→ **WRITTEN PROBLEM**: Gather, from the listing beneath this task, every line holding the string "JSON".

→ **GIVEN RECORDS**:
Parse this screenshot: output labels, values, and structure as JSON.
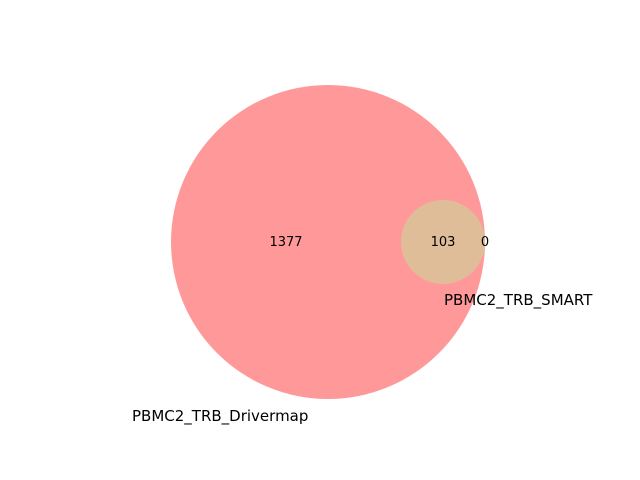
{
  "venn": {
    "sets": [
      {
        "name": "PBMC2_TRB_Drivermap",
        "color": "#ff9999"
      },
      {
        "name": "PBMC2_TRB_SMART",
        "color": "#e0bd99"
      }
    ],
    "counts": {
      "only_drivermap": "1377",
      "overlap": "103",
      "only_smart": "0"
    }
  }
}
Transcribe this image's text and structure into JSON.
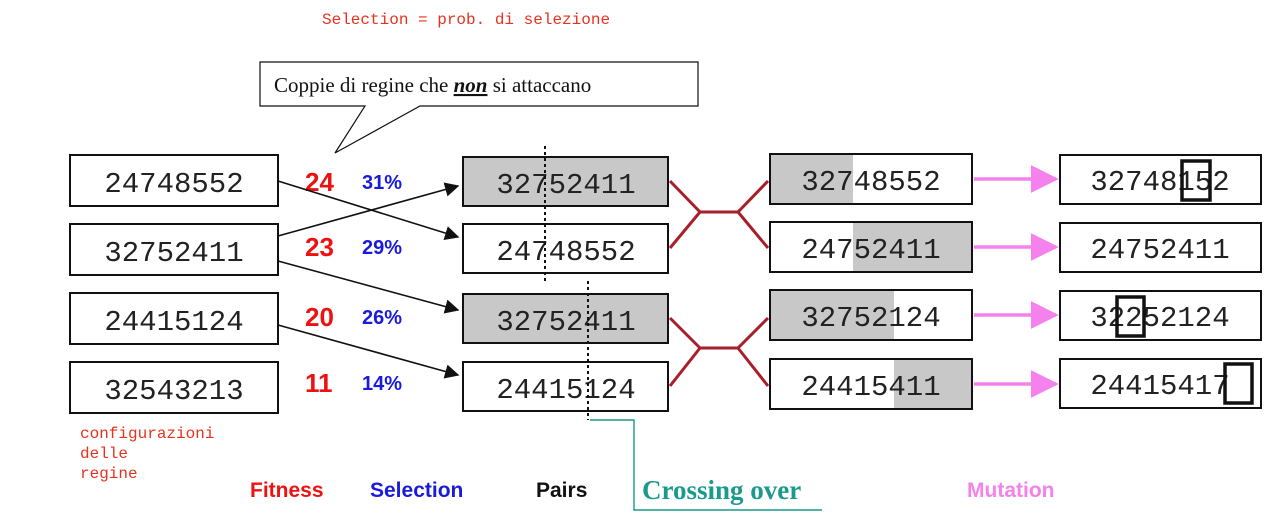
{
  "header_note": "Selection = prob. di selezione",
  "callout": {
    "prefix": "Coppie di regine che ",
    "emph": "non",
    "suffix": " si attaccano"
  },
  "population": [
    "24748552",
    "32752411",
    "24415124",
    "32543213"
  ],
  "fitness": [
    "24",
    "23",
    "20",
    "11"
  ],
  "selection": [
    "31%",
    "29%",
    "26%",
    "14%"
  ],
  "population_note": [
    "configurazioni",
    "delle",
    "regine"
  ],
  "pairs": [
    "32752411",
    "24748552",
    "32752411",
    "24415124"
  ],
  "crossover_points": [
    3,
    5
  ],
  "children": [
    "32748552",
    "24752411",
    "32752124",
    "24415411"
  ],
  "mutated": [
    "32748152",
    "24752411",
    "32252124",
    "24415417"
  ],
  "mutation_positions": [
    5,
    null,
    2,
    7
  ],
  "footer": {
    "fitness": "Fitness",
    "selection": "Selection",
    "pairs": "Pairs",
    "crossing": "Crossing over",
    "mutation": "Mutation"
  },
  "colors": {
    "fitness": "#ee1111",
    "selection": "#1a1add",
    "note": "#e8321e",
    "cross_lines": "#a81f2a",
    "crossing_label": "#1a9a8c",
    "mutation": "#f582ec",
    "shade": "#c8c8c8"
  }
}
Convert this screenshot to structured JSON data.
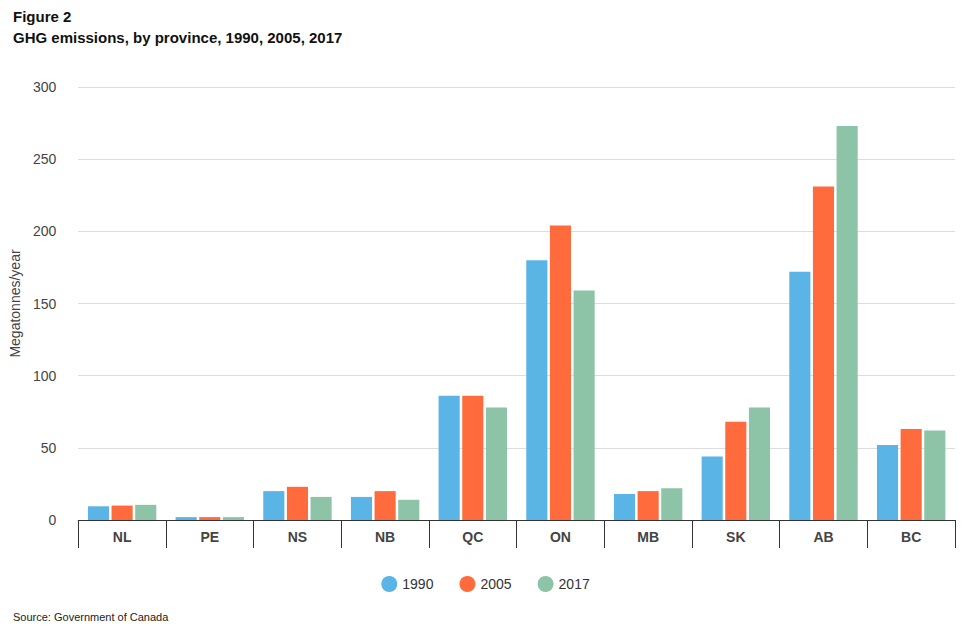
{
  "chart_data": {
    "type": "bar",
    "title": "Figure 2",
    "subtitle": "GHG emissions, by province, 1990, 2005, 2017",
    "y_label": "Megatonnes/year",
    "source": "Source: Government of Canada",
    "categories": [
      "NL",
      "PE",
      "NS",
      "NB",
      "QC",
      "ON",
      "MB",
      "SK",
      "AB",
      "BC"
    ],
    "series": [
      {
        "name": "1990",
        "color": "#5ab4e5",
        "values": [
          9.5,
          2,
          20,
          16,
          86,
          180,
          18,
          44,
          172,
          52
        ]
      },
      {
        "name": "2005",
        "color": "#ff6b3d",
        "values": [
          10,
          2,
          23,
          20,
          86,
          204,
          20,
          68,
          231,
          63
        ]
      },
      {
        "name": "2017",
        "color": "#8dc3a7",
        "values": [
          10.5,
          2,
          16,
          14,
          78,
          159,
          22,
          78,
          273,
          62
        ]
      }
    ],
    "ylim": [
      0,
      300
    ],
    "yticks": [
      0,
      50,
      100,
      150,
      200,
      250,
      300
    ],
    "grid": true,
    "legend": "bottom"
  }
}
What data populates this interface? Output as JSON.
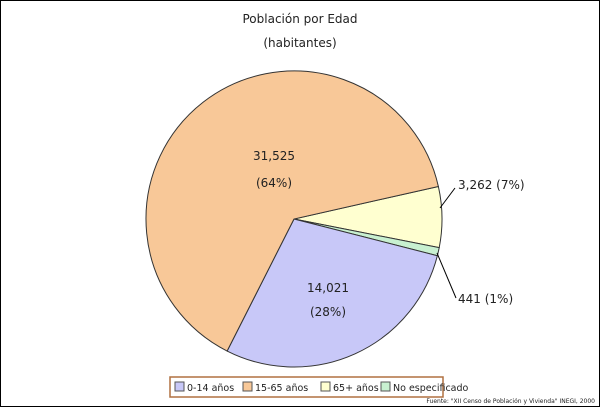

→ **EXERCISE ANSWER**:
Parse this screenshot: output labels, values, and structure as JSON.
Transcribe this image's text and structure into JSON.
Convert this screenshot to structured JSON data.
What data populates this interface? Output as JSON.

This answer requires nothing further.